**TASK DIRECTIONS**
Reading the listing below, count the lines that contain the word "color" and give that count alone.

[Extracts from a graphics dataset]
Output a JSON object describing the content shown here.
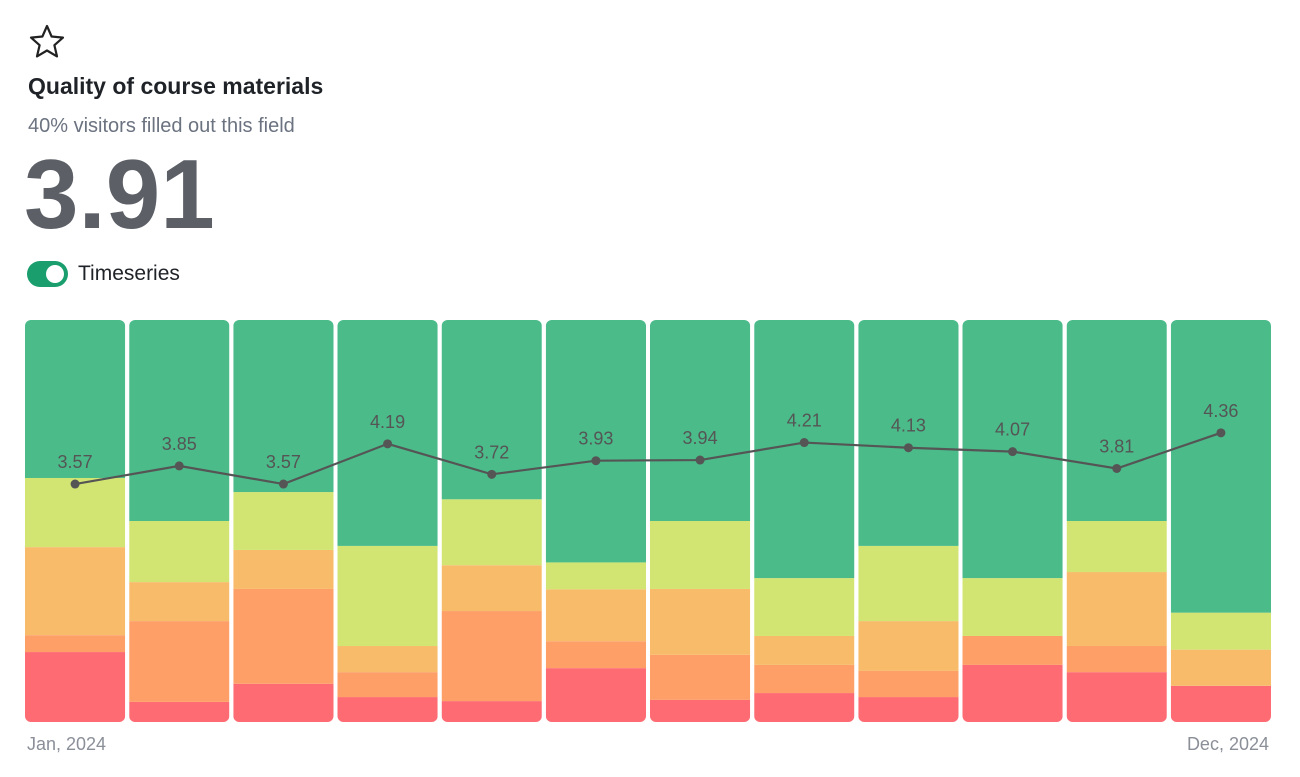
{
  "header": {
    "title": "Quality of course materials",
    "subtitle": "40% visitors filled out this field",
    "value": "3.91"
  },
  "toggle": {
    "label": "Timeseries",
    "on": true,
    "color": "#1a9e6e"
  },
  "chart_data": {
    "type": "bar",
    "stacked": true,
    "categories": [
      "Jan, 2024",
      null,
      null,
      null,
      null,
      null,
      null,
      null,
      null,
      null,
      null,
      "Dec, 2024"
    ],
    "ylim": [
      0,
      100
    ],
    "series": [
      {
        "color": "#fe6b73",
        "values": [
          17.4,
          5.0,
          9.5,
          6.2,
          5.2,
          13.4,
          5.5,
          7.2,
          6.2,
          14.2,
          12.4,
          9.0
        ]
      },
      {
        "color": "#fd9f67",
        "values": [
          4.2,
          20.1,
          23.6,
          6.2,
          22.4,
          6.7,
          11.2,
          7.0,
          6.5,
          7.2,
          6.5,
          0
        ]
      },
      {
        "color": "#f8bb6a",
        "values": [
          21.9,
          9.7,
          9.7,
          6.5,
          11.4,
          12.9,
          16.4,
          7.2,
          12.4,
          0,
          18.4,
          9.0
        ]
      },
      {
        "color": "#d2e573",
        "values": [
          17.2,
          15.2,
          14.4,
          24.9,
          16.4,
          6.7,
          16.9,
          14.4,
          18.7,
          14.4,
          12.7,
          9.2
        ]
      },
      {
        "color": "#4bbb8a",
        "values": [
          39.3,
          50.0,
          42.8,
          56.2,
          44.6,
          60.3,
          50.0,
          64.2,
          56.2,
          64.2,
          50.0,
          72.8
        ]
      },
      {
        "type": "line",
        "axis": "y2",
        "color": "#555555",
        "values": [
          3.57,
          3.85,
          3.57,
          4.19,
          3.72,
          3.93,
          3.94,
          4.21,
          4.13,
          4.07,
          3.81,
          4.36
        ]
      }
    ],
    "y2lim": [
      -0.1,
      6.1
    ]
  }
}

**ANSWER FOR THIS EXERCISE**
7